What is being asked ::
Below are some records. Copy every line in them that holds "Patricia".

[Data records]
··········
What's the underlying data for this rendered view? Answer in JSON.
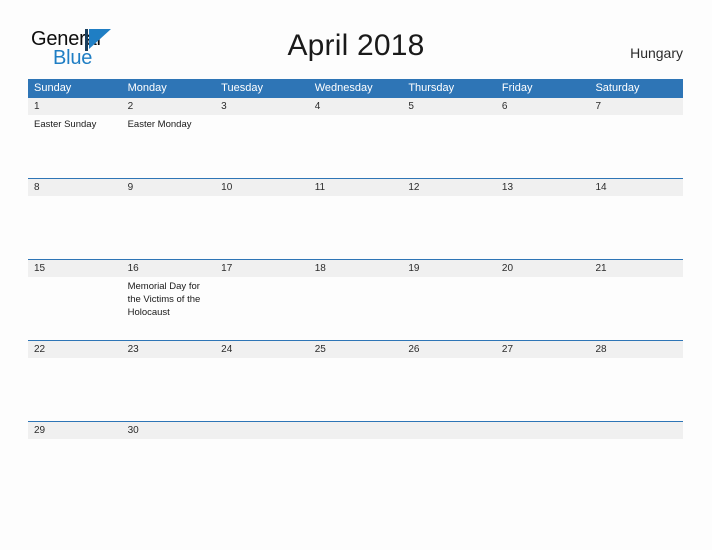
{
  "branding": {
    "logo_general": "General",
    "logo_blue": "Blue",
    "logo_mark": "triangle-mark"
  },
  "header": {
    "title": "April 2018",
    "country": "Hungary"
  },
  "colors": {
    "header_blue": "#2e75b6",
    "band_gray": "#f0f0f0",
    "logo_blue": "#1f7ec4",
    "page_background": "#fdfdfd",
    "text": "#1a1a1a"
  },
  "calendar": {
    "weekdays": [
      "Sunday",
      "Monday",
      "Tuesday",
      "Wednesday",
      "Thursday",
      "Friday",
      "Saturday"
    ],
    "weeks": [
      {
        "days": [
          {
            "date": "1",
            "event": "Easter Sunday"
          },
          {
            "date": "2",
            "event": "Easter Monday"
          },
          {
            "date": "3",
            "event": ""
          },
          {
            "date": "4",
            "event": ""
          },
          {
            "date": "5",
            "event": ""
          },
          {
            "date": "6",
            "event": ""
          },
          {
            "date": "7",
            "event": ""
          }
        ]
      },
      {
        "days": [
          {
            "date": "8",
            "event": ""
          },
          {
            "date": "9",
            "event": ""
          },
          {
            "date": "10",
            "event": ""
          },
          {
            "date": "11",
            "event": ""
          },
          {
            "date": "12",
            "event": ""
          },
          {
            "date": "13",
            "event": ""
          },
          {
            "date": "14",
            "event": ""
          }
        ]
      },
      {
        "days": [
          {
            "date": "15",
            "event": ""
          },
          {
            "date": "16",
            "event": "Memorial Day for the Victims of the Holocaust"
          },
          {
            "date": "17",
            "event": ""
          },
          {
            "date": "18",
            "event": ""
          },
          {
            "date": "19",
            "event": ""
          },
          {
            "date": "20",
            "event": ""
          },
          {
            "date": "21",
            "event": ""
          }
        ]
      },
      {
        "days": [
          {
            "date": "22",
            "event": ""
          },
          {
            "date": "23",
            "event": ""
          },
          {
            "date": "24",
            "event": ""
          },
          {
            "date": "25",
            "event": ""
          },
          {
            "date": "26",
            "event": ""
          },
          {
            "date": "27",
            "event": ""
          },
          {
            "date": "28",
            "event": ""
          }
        ]
      },
      {
        "days": [
          {
            "date": "29",
            "event": ""
          },
          {
            "date": "30",
            "event": ""
          },
          {
            "date": "",
            "event": ""
          },
          {
            "date": "",
            "event": ""
          },
          {
            "date": "",
            "event": ""
          },
          {
            "date": "",
            "event": ""
          },
          {
            "date": "",
            "event": ""
          }
        ]
      }
    ]
  }
}
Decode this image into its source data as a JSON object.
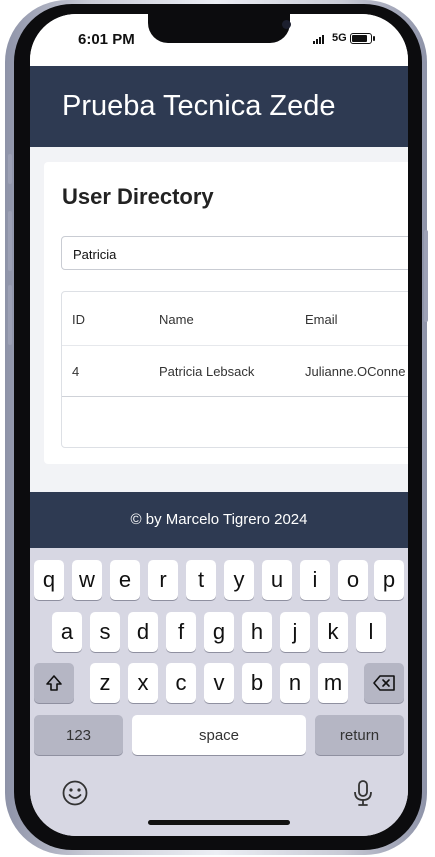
{
  "status_bar": {
    "time": "6:01 PM",
    "network": "5G"
  },
  "header": {
    "title": "Prueba Tecnica Zede"
  },
  "directory": {
    "title": "User Directory",
    "search_value": "Patricia",
    "columns": [
      "ID",
      "Name",
      "Email"
    ],
    "rows": [
      {
        "id": "4",
        "name": "Patricia Lebsack",
        "email": "Julianne.OConne"
      }
    ]
  },
  "footer": {
    "text": "© by Marcelo Tigrero 2024"
  },
  "keyboard": {
    "row1": [
      "q",
      "w",
      "e",
      "r",
      "t",
      "y",
      "u",
      "i",
      "o",
      "p"
    ],
    "row2": [
      "a",
      "s",
      "d",
      "f",
      "g",
      "h",
      "j",
      "k",
      "l"
    ],
    "row3": [
      "z",
      "x",
      "c",
      "v",
      "b",
      "n",
      "m"
    ],
    "numbers_label": "123",
    "space_label": "space",
    "return_label": "return",
    "shift_icon": "shift-arrow",
    "delete_icon": "backspace",
    "emoji_icon": "emoji",
    "mic_icon": "microphone"
  }
}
··········
Problem solution ::
    "search_value": "Patricia",
        "name": "Patricia Lebsack",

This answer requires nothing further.